# Start of Source data
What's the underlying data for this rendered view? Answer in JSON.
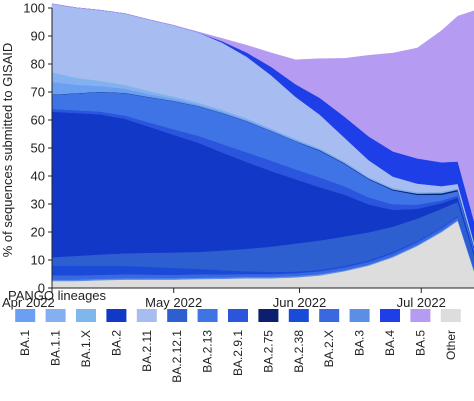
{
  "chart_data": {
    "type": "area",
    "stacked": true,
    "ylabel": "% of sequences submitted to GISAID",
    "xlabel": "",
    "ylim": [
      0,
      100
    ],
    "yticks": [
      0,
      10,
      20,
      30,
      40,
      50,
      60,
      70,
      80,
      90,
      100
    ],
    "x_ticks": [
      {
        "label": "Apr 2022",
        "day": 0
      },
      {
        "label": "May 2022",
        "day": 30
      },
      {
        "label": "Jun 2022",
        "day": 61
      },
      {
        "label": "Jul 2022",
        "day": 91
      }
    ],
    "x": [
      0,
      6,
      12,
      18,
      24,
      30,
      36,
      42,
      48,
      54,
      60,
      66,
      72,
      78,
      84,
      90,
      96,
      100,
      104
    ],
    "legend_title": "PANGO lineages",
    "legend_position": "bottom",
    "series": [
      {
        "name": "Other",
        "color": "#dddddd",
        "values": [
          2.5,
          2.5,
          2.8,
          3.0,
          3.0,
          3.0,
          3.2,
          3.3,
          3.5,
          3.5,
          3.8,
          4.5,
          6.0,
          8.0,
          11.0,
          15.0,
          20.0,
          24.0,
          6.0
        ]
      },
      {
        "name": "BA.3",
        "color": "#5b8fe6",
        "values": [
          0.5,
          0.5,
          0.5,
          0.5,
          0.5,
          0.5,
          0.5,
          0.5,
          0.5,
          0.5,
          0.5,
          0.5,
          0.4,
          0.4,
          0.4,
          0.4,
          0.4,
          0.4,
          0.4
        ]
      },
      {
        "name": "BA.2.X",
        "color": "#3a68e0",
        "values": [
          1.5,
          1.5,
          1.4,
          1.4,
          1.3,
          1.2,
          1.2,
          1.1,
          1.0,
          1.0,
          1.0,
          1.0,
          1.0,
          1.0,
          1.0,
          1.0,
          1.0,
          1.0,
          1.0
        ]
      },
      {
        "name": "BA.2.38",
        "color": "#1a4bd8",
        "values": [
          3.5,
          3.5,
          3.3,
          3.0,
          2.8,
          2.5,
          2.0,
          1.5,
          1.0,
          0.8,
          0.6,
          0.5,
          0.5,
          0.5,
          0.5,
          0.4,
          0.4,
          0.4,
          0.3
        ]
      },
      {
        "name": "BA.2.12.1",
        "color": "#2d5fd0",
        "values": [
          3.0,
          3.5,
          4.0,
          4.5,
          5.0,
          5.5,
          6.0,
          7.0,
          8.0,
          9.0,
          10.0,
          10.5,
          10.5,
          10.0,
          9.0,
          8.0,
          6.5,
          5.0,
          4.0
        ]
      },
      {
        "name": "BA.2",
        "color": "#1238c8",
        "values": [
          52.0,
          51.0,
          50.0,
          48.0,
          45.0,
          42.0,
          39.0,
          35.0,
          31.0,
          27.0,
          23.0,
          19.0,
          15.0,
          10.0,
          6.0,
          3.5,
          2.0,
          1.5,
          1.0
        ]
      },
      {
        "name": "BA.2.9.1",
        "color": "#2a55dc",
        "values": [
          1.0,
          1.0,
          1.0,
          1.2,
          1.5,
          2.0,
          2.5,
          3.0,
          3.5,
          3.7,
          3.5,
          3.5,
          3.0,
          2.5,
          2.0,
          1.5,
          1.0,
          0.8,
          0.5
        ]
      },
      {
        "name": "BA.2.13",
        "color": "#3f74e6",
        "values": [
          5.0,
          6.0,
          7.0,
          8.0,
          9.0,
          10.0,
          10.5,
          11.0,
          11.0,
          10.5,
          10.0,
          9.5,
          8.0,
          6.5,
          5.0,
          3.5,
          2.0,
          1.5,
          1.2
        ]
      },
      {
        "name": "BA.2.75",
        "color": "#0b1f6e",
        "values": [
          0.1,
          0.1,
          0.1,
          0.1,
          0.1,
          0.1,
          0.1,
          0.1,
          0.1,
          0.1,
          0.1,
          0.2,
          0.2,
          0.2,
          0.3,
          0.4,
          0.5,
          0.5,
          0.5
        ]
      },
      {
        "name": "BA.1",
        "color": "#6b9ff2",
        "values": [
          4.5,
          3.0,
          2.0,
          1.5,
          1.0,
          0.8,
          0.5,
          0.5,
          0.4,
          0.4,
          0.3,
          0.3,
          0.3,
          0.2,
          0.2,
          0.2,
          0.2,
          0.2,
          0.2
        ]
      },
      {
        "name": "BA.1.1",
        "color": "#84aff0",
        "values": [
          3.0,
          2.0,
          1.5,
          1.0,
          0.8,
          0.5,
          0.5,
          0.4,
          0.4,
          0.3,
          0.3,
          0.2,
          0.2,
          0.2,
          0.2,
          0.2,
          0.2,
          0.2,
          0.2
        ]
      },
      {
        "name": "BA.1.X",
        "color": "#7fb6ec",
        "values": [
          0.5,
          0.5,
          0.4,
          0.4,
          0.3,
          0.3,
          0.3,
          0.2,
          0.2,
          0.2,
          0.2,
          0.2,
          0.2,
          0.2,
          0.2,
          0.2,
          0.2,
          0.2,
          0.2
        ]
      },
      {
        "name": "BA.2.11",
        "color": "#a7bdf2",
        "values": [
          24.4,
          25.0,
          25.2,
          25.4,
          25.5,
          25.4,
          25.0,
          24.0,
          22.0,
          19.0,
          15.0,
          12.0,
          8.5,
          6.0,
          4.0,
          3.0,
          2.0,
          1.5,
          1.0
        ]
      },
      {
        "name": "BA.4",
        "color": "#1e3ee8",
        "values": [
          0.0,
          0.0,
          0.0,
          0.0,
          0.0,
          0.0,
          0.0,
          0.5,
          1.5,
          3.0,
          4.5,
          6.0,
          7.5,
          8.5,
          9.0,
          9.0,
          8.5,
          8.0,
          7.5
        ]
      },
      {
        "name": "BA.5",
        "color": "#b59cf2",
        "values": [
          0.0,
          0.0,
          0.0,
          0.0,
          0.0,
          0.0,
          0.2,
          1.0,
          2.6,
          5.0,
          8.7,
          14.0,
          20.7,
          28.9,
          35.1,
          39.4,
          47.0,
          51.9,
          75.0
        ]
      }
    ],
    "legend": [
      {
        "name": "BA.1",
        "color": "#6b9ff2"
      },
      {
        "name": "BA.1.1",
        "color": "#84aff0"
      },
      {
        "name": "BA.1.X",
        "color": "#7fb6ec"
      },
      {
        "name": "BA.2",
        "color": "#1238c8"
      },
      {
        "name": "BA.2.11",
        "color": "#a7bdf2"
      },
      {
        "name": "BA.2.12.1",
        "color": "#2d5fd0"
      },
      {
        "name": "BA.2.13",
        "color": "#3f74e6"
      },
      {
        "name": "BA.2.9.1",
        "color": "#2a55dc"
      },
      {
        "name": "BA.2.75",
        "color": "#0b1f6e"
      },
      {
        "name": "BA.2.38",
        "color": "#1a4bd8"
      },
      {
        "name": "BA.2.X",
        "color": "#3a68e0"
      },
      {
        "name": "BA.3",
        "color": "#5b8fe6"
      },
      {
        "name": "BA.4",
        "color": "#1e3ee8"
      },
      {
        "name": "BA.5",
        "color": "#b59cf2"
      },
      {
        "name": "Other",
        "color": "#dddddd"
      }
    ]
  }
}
# End of Source data
# Start of Source data
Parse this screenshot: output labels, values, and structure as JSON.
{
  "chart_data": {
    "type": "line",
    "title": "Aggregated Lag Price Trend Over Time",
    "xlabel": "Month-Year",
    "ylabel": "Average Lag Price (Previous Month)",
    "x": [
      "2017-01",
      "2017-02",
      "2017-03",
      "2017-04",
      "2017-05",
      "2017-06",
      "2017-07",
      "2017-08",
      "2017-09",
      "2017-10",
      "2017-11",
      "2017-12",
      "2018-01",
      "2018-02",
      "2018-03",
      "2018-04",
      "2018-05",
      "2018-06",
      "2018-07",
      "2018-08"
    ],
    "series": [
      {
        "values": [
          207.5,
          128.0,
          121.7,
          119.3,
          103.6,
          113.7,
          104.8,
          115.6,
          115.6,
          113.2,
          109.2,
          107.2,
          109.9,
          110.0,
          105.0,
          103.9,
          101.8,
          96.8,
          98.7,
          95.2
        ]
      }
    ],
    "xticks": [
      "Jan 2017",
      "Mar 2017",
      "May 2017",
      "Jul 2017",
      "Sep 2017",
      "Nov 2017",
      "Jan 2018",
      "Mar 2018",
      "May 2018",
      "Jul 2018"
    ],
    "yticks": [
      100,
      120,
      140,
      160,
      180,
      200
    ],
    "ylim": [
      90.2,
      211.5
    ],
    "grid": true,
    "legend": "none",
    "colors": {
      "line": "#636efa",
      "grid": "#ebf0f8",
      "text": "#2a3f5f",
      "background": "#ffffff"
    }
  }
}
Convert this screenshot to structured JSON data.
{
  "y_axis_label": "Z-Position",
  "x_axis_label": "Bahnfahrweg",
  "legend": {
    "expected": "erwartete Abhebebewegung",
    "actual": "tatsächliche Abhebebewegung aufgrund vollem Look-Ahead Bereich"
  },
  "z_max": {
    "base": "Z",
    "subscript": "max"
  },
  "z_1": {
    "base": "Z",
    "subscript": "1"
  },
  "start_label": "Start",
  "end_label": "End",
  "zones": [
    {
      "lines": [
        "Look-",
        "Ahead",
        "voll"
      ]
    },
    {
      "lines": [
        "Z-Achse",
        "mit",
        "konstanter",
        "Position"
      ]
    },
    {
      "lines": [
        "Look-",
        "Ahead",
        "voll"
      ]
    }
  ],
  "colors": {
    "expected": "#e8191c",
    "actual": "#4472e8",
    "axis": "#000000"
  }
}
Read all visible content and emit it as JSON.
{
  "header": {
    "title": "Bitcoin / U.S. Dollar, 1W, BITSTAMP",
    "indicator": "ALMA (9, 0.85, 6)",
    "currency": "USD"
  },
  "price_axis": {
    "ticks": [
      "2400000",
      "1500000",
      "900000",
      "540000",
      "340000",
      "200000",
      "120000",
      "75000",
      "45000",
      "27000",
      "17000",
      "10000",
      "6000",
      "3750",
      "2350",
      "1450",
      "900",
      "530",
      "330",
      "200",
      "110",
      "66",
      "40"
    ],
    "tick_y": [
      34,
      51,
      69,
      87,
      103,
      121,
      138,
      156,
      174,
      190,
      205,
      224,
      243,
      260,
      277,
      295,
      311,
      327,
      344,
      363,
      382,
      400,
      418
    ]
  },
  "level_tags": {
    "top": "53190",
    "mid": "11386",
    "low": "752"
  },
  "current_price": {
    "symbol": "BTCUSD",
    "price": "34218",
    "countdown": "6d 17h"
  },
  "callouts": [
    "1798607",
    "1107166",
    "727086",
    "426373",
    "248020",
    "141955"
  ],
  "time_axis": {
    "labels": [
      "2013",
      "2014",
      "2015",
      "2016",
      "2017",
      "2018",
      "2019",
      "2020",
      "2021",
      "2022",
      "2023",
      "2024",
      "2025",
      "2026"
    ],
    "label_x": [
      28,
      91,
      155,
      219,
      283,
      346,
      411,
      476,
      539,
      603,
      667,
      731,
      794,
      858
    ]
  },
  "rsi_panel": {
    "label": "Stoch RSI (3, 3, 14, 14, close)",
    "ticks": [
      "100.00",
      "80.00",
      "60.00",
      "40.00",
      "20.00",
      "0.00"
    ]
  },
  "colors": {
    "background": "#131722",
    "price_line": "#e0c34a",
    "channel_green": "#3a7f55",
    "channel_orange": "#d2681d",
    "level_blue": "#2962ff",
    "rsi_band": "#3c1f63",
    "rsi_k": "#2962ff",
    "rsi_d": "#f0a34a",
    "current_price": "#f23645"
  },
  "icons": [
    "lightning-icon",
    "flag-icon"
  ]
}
# End of Source data
# Start of Source data
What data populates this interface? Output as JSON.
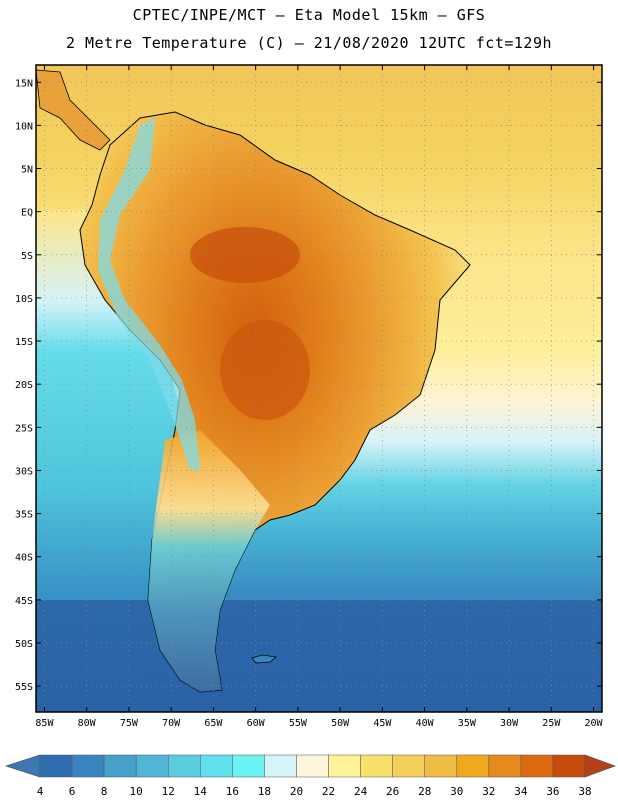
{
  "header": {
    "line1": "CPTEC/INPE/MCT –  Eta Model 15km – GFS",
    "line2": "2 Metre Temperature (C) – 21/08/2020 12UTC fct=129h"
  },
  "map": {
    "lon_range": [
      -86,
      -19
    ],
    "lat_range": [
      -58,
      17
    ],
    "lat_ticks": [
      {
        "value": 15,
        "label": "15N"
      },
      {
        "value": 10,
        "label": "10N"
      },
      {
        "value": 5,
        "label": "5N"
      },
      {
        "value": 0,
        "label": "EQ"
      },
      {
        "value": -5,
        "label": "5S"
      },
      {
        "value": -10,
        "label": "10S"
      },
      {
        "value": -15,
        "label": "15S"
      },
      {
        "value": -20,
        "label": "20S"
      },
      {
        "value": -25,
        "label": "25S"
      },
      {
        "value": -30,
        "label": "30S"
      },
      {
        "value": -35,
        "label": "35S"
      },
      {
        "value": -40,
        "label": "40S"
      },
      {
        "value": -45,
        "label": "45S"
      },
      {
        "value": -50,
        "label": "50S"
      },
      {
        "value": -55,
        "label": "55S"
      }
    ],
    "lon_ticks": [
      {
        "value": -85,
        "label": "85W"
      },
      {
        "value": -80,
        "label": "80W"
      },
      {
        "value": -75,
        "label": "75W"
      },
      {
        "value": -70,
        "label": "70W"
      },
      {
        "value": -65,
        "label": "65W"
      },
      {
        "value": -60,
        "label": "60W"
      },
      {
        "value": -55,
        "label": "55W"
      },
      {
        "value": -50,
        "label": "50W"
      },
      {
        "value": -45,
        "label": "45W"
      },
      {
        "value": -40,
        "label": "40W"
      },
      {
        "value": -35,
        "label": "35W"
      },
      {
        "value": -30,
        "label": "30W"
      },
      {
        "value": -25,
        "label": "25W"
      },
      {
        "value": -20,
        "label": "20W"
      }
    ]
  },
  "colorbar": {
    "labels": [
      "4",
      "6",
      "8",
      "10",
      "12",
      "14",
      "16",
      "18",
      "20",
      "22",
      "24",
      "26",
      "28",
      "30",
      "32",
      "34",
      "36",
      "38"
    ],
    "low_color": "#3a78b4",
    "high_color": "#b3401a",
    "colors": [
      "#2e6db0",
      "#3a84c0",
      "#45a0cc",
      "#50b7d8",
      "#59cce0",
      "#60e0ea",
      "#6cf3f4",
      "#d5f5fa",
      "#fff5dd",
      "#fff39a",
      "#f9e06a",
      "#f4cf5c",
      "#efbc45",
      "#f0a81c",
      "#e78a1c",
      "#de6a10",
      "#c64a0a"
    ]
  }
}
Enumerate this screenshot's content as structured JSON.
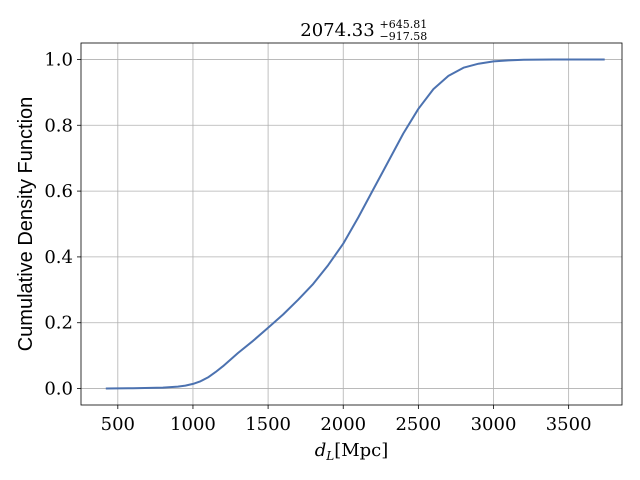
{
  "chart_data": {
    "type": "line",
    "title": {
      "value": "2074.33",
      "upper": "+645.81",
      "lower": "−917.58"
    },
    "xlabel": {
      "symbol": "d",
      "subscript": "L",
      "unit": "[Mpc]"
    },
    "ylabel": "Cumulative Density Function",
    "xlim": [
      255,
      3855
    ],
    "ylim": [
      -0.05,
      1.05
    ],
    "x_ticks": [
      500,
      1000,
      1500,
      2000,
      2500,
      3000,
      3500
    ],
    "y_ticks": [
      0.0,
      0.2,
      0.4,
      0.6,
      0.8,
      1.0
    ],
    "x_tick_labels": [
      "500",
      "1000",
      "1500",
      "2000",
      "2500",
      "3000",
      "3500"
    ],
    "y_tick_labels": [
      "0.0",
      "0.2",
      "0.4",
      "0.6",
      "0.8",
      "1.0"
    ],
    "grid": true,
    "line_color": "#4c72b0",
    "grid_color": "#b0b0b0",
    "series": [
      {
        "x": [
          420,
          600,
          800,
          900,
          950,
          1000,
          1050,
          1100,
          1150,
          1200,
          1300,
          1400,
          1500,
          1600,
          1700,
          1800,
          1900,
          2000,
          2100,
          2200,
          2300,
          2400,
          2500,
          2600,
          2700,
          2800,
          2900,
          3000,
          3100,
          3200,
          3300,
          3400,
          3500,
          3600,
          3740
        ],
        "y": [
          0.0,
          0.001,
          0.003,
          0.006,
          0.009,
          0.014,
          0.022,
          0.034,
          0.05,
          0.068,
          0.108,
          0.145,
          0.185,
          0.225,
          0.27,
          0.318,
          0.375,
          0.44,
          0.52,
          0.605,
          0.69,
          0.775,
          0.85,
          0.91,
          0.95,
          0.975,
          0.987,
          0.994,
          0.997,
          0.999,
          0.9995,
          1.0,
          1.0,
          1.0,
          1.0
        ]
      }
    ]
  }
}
# End of Source data
Show all lines from the data above in which the word "structured" appears.

Convert this screenshot to structured JSON data.
Enumerate this screenshot's content as structured JSON.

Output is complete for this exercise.